• **Set task**
Pick out each line with the word "icon" from the material that follows.

Stored items:
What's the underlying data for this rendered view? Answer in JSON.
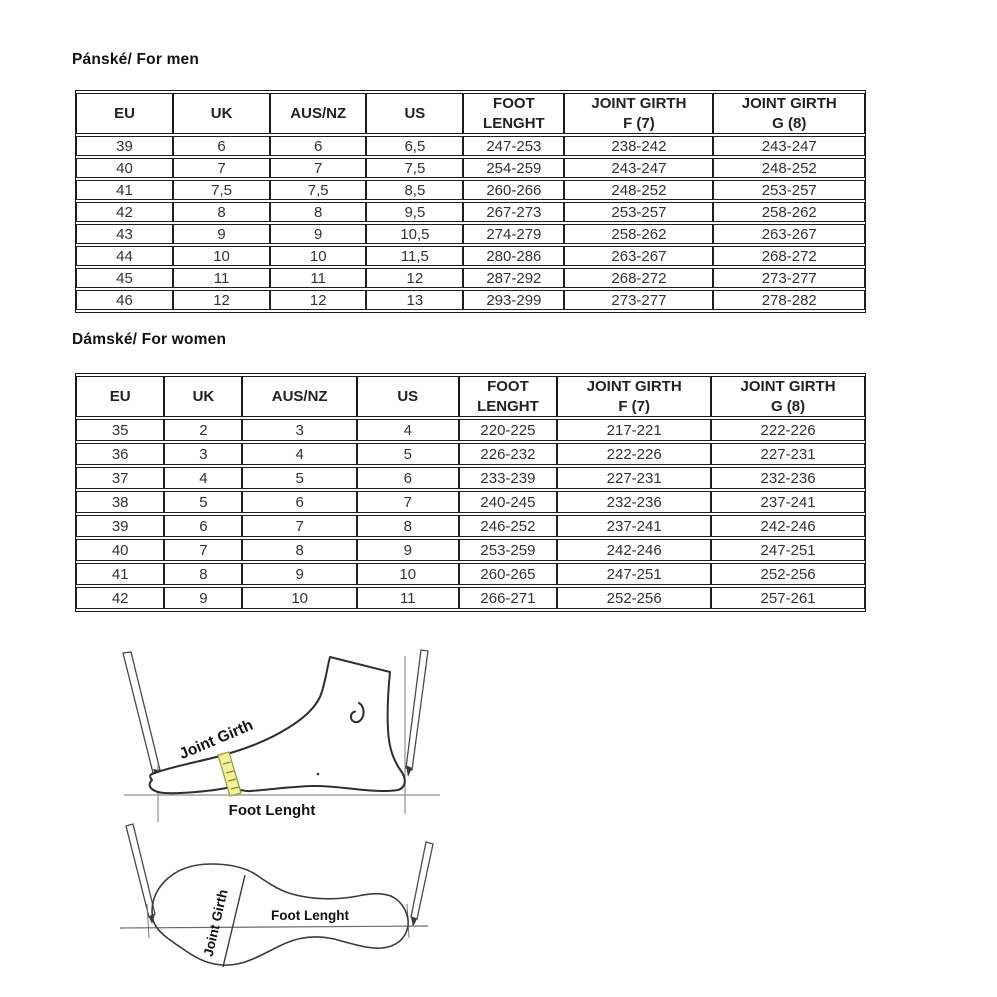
{
  "sections": {
    "men": {
      "title": "Pánské/ For men"
    },
    "women": {
      "title": "Dámské/ For women"
    }
  },
  "tables": {
    "men": {
      "headers": [
        "EU",
        "UK",
        "AUS/NZ",
        "US",
        "FOOT\nLENGHT",
        "JOINT GIRTH\nF (7)",
        "JOINT GIRTH\nG (8)"
      ],
      "rows": [
        [
          "39",
          "6",
          "6",
          "6,5",
          "247-253",
          "238-242",
          "243-247"
        ],
        [
          "40",
          "7",
          "7",
          "7,5",
          "254-259",
          "243-247",
          "248-252"
        ],
        [
          "41",
          "7,5",
          "7,5",
          "8,5",
          "260-266",
          "248-252",
          "253-257"
        ],
        [
          "42",
          "8",
          "8",
          "9,5",
          "267-273",
          "253-257",
          "258-262"
        ],
        [
          "43",
          "9",
          "9",
          "10,5",
          "274-279",
          "258-262",
          "263-267"
        ],
        [
          "44",
          "10",
          "10",
          "11,5",
          "280-286",
          "263-267",
          "268-272"
        ],
        [
          "45",
          "11",
          "11",
          "12",
          "287-292",
          "268-272",
          "273-277"
        ],
        [
          "46",
          "12",
          "12",
          "13",
          "293-299",
          "273-277",
          "278-282"
        ]
      ]
    },
    "women": {
      "headers": [
        "EU",
        "UK",
        "AUS/NZ",
        "US",
        "FOOT\nLENGHT",
        "JOINT GIRTH\nF (7)",
        "JOINT GIRTH\nG (8)"
      ],
      "rows": [
        [
          "35",
          "2",
          "3",
          "4",
          "220-225",
          "217-221",
          "222-226"
        ],
        [
          "36",
          "3",
          "4",
          "5",
          "226-232",
          "222-226",
          "227-231"
        ],
        [
          "37",
          "4",
          "5",
          "6",
          "233-239",
          "227-231",
          "232-236"
        ],
        [
          "38",
          "5",
          "6",
          "7",
          "240-245",
          "232-236",
          "237-241"
        ],
        [
          "39",
          "6",
          "7",
          "8",
          "246-252",
          "237-241",
          "242-246"
        ],
        [
          "40",
          "7",
          "8",
          "9",
          "253-259",
          "242-246",
          "247-251"
        ],
        [
          "41",
          "8",
          "9",
          "10",
          "260-265",
          "247-251",
          "252-256"
        ],
        [
          "42",
          "9",
          "10",
          "11",
          "266-271",
          "252-256",
          "257-261"
        ]
      ]
    }
  },
  "diagrams": {
    "side_view": {
      "joint_girth_label": "Joint Girth",
      "foot_length_label": "Foot Lenght",
      "tape_color": "#f0f09e"
    },
    "top_view": {
      "joint_girth_label": "Joint Girth",
      "foot_length_label": "Foot Lenght"
    }
  },
  "colors": {
    "table_border": "#1a1a1a",
    "table_text": "#333333",
    "title_text": "#111111",
    "outline": "#2e2e2e",
    "guide_gray": "#8f8f8f"
  }
}
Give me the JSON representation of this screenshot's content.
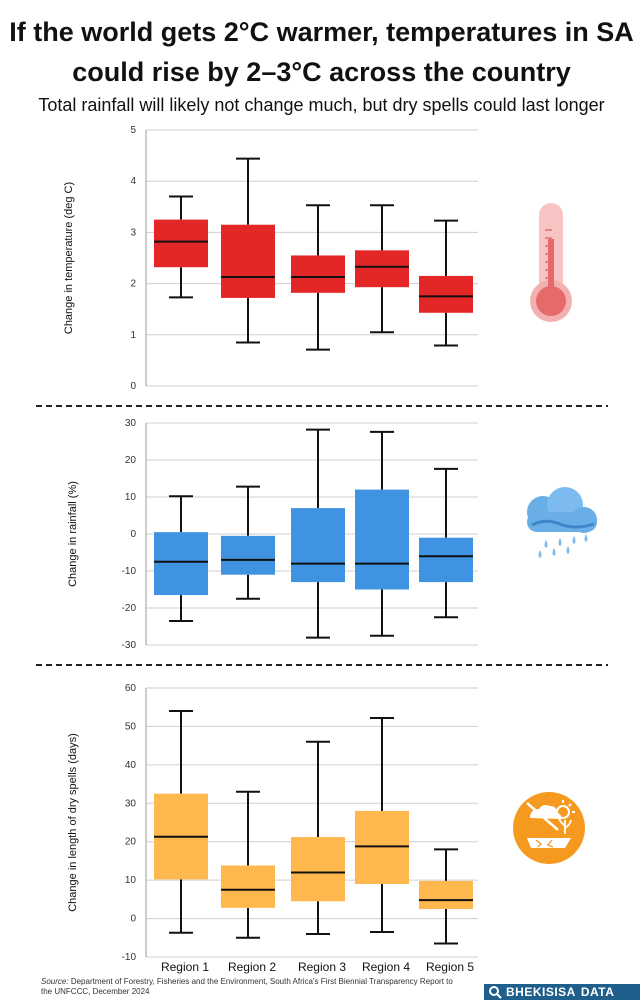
{
  "header": {
    "title_line1": "If the world gets 2°C warmer, temperatures in SA",
    "title_line2": "could rise by 2–3°C across the country",
    "subtitle": "Total rainfall will likely not change much, but dry spells could last longer"
  },
  "chart_data": [
    {
      "type": "box",
      "ylabel": "Change in temperature (deg C)",
      "ylim": [
        0,
        5
      ],
      "yticks": [
        "5",
        "4",
        "3",
        "2",
        "1",
        "0"
      ],
      "color": "#e32726",
      "icon": "thermometer-icon",
      "categories": [
        "Region 1",
        "Region 2",
        "Region 3",
        "Region 4",
        "Region 5"
      ],
      "boxes": [
        {
          "min": 1.73,
          "q1": 2.32,
          "median": 2.82,
          "q3": 3.25,
          "max": 3.7
        },
        {
          "min": 0.85,
          "q1": 1.72,
          "median": 2.13,
          "q3": 3.15,
          "max": 4.44
        },
        {
          "min": 0.71,
          "q1": 1.82,
          "median": 2.13,
          "q3": 2.55,
          "max": 3.53
        },
        {
          "min": 1.05,
          "q1": 1.93,
          "median": 2.33,
          "q3": 2.65,
          "max": 3.53
        },
        {
          "min": 0.79,
          "q1": 1.43,
          "median": 1.75,
          "q3": 2.15,
          "max": 3.23
        }
      ]
    },
    {
      "type": "box",
      "ylabel": "Change in rainfall (%)",
      "ylim": [
        -30,
        30
      ],
      "yticks": [
        "30",
        "20",
        "10",
        "0",
        "-10",
        "-20",
        "-30"
      ],
      "color": "#4093e0",
      "icon": "rain-cloud-icon",
      "categories": [
        "Region 1",
        "Region 2",
        "Region 3",
        "Region 4",
        "Region 5"
      ],
      "boxes": [
        {
          "min": -23.5,
          "q1": -16.5,
          "median": -7.5,
          "q3": 0.5,
          "max": 10.2
        },
        {
          "min": -17.5,
          "q1": -11.0,
          "median": -7.0,
          "q3": -0.5,
          "max": 12.8
        },
        {
          "min": -28.0,
          "q1": -13.0,
          "median": -8.0,
          "q3": 7.0,
          "max": 28.2
        },
        {
          "min": -27.5,
          "q1": -15.0,
          "median": -8.0,
          "q3": 12.0,
          "max": 27.6
        },
        {
          "min": -22.5,
          "q1": -13.0,
          "median": -6.0,
          "q3": -1.0,
          "max": 17.6
        }
      ]
    },
    {
      "type": "box",
      "ylabel": "Change in length of dry spells (days)",
      "ylim": [
        -10,
        60
      ],
      "yticks": [
        "60",
        "50",
        "40",
        "30",
        "20",
        "10",
        "0",
        "-10"
      ],
      "color": "#ffb84d",
      "icon": "drought-icon",
      "categories": [
        "Region 1",
        "Region 2",
        "Region 3",
        "Region 4",
        "Region 5"
      ],
      "boxes": [
        {
          "min": -3.7,
          "q1": 10.2,
          "median": 21.3,
          "q3": 32.5,
          "max": 54.0
        },
        {
          "min": -5.0,
          "q1": 2.8,
          "median": 7.5,
          "q3": 13.8,
          "max": 33.0
        },
        {
          "min": -4.0,
          "q1": 4.5,
          "median": 12.0,
          "q3": 21.2,
          "max": 46.0
        },
        {
          "min": -3.5,
          "q1": 9.0,
          "median": 18.8,
          "q3": 28.0,
          "max": 52.2
        },
        {
          "min": -6.5,
          "q1": 2.5,
          "median": 4.8,
          "q3": 9.8,
          "max": 18.0
        }
      ]
    }
  ],
  "source": {
    "label": "Source:",
    "text": "Department of Forestry, Fisheries and the Environment, South Africa's First Biennial Transparency Report to the UNFCCC, December 2024"
  },
  "brand": {
    "name": "BHEKISISA",
    "suffix": "DATA",
    "color": "#1f5f8b"
  }
}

• **The output**
      "icon": "thermometer-icon",
      "icon": "rain-cloud-icon",
      "icon": "drought-icon",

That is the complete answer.